# [Information provided]
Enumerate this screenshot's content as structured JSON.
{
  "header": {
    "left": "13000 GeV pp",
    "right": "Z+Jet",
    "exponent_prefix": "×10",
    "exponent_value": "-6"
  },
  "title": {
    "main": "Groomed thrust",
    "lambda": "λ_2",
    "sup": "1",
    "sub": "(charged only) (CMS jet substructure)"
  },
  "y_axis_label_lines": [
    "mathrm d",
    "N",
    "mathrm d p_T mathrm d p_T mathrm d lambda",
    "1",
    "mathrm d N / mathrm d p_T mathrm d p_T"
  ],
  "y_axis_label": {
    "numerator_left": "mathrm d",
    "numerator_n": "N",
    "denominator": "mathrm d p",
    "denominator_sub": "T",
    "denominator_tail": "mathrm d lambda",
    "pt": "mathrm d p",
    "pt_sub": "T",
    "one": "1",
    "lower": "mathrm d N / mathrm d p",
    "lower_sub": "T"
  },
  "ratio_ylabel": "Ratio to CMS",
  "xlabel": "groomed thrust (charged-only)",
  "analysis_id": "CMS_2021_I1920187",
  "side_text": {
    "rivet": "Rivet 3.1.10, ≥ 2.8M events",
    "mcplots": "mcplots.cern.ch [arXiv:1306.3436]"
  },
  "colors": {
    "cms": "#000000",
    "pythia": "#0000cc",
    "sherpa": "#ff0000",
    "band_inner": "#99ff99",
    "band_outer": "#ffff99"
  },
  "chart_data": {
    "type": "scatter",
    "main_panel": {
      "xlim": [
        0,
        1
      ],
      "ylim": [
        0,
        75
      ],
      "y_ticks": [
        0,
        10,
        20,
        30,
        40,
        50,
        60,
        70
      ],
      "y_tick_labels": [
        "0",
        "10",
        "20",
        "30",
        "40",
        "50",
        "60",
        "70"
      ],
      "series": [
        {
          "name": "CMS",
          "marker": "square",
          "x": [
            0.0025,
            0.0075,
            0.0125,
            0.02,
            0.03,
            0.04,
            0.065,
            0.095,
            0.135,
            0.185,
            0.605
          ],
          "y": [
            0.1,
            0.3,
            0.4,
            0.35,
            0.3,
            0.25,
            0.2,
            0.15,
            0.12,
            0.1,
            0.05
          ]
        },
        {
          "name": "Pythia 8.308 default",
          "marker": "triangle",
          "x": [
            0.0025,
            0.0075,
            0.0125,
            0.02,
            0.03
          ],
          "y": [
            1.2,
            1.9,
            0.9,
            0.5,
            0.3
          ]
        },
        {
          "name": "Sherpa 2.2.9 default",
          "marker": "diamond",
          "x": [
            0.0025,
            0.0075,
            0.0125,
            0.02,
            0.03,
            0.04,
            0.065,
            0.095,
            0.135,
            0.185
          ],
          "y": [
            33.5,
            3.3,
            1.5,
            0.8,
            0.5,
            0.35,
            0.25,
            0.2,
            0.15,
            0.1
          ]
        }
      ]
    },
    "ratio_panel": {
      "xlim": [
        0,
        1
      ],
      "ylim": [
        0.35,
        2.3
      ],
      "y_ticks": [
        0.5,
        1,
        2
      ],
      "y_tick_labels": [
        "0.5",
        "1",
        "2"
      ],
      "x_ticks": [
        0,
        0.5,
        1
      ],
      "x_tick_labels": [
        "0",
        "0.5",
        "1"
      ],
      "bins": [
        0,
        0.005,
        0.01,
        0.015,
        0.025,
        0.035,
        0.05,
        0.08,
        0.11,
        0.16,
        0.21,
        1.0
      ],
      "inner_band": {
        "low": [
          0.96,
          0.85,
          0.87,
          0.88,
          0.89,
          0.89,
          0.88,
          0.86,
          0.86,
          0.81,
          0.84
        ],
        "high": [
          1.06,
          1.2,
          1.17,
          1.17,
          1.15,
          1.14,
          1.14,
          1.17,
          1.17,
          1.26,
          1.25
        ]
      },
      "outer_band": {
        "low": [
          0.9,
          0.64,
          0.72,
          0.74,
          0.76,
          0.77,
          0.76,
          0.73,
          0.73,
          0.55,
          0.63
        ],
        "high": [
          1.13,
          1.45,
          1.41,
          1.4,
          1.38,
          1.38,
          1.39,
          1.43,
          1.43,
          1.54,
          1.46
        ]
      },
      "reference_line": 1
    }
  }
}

# [Exercise objective]
Each line above is to be repeated exactly.

# [Answer]
Enumerate this screenshot's content as structured JSON.
{
  "header": {
    "left": "13000 GeV pp",
    "right": "Z+Jet",
    "exponent_prefix": "×10",
    "exponent_value": "-6"
  },
  "title": {
    "main": "Groomed thrust",
    "lambda": "λ_2",
    "sup": "1",
    "sub": "(charged only) (CMS jet substructure)"
  },
  "y_axis_label_lines": [
    "mathrm d",
    "N",
    "mathrm d p_T mathrm d p_T mathrm d lambda",
    "1",
    "mathrm d N / mathrm d p_T mathrm d p_T"
  ],
  "y_axis_label": {
    "numerator_left": "mathrm d",
    "numerator_n": "N",
    "denominator": "mathrm d p",
    "denominator_sub": "T",
    "denominator_tail": "mathrm d lambda",
    "pt": "mathrm d p",
    "pt_sub": "T",
    "one": "1",
    "lower": "mathrm d N / mathrm d p",
    "lower_sub": "T"
  },
  "ratio_ylabel": "Ratio to CMS",
  "xlabel": "groomed thrust (charged-only)",
  "analysis_id": "CMS_2021_I1920187",
  "side_text": {
    "rivet": "Rivet 3.1.10, ≥ 2.8M events",
    "mcplots": "mcplots.cern.ch [arXiv:1306.3436]"
  },
  "colors": {
    "cms": "#000000",
    "pythia": "#0000cc",
    "sherpa": "#ff0000",
    "band_inner": "#99ff99",
    "band_outer": "#ffff99"
  },
  "chart_data": {
    "type": "scatter",
    "main_panel": {
      "xlim": [
        0,
        1
      ],
      "ylim": [
        0,
        75
      ],
      "y_ticks": [
        0,
        10,
        20,
        30,
        40,
        50,
        60,
        70
      ],
      "y_tick_labels": [
        "0",
        "10",
        "20",
        "30",
        "40",
        "50",
        "60",
        "70"
      ],
      "series": [
        {
          "name": "CMS",
          "marker": "square",
          "x": [
            0.0025,
            0.0075,
            0.0125,
            0.02,
            0.03,
            0.04,
            0.065,
            0.095,
            0.135,
            0.185,
            0.605
          ],
          "y": [
            0.1,
            0.3,
            0.4,
            0.35,
            0.3,
            0.25,
            0.2,
            0.15,
            0.12,
            0.1,
            0.05
          ]
        },
        {
          "name": "Pythia 8.308 default",
          "marker": "triangle",
          "x": [
            0.0025,
            0.0075,
            0.0125,
            0.02,
            0.03
          ],
          "y": [
            1.2,
            1.9,
            0.9,
            0.5,
            0.3
          ]
        },
        {
          "name": "Sherpa 2.2.9 default",
          "marker": "diamond",
          "x": [
            0.0025,
            0.0075,
            0.0125,
            0.02,
            0.03,
            0.04,
            0.065,
            0.095,
            0.135,
            0.185
          ],
          "y": [
            33.5,
            3.3,
            1.5,
            0.8,
            0.5,
            0.35,
            0.25,
            0.2,
            0.15,
            0.1
          ]
        }
      ]
    },
    "ratio_panel": {
      "xlim": [
        0,
        1
      ],
      "ylim": [
        0.35,
        2.3
      ],
      "y_ticks": [
        0.5,
        1,
        2
      ],
      "y_tick_labels": [
        "0.5",
        "1",
        "2"
      ],
      "x_ticks": [
        0,
        0.5,
        1
      ],
      "x_tick_labels": [
        "0",
        "0.5",
        "1"
      ],
      "bins": [
        0,
        0.005,
        0.01,
        0.015,
        0.025,
        0.035,
        0.05,
        0.08,
        0.11,
        0.16,
        0.21,
        1.0
      ],
      "inner_band": {
        "low": [
          0.96,
          0.85,
          0.87,
          0.88,
          0.89,
          0.89,
          0.88,
          0.86,
          0.86,
          0.81,
          0.84
        ],
        "high": [
          1.06,
          1.2,
          1.17,
          1.17,
          1.15,
          1.14,
          1.14,
          1.17,
          1.17,
          1.26,
          1.25
        ]
      },
      "outer_band": {
        "low": [
          0.9,
          0.64,
          0.72,
          0.74,
          0.76,
          0.77,
          0.76,
          0.73,
          0.73,
          0.55,
          0.63
        ],
        "high": [
          1.13,
          1.45,
          1.41,
          1.4,
          1.38,
          1.38,
          1.39,
          1.43,
          1.43,
          1.54,
          1.46
        ]
      },
      "reference_line": 1
    }
  }
}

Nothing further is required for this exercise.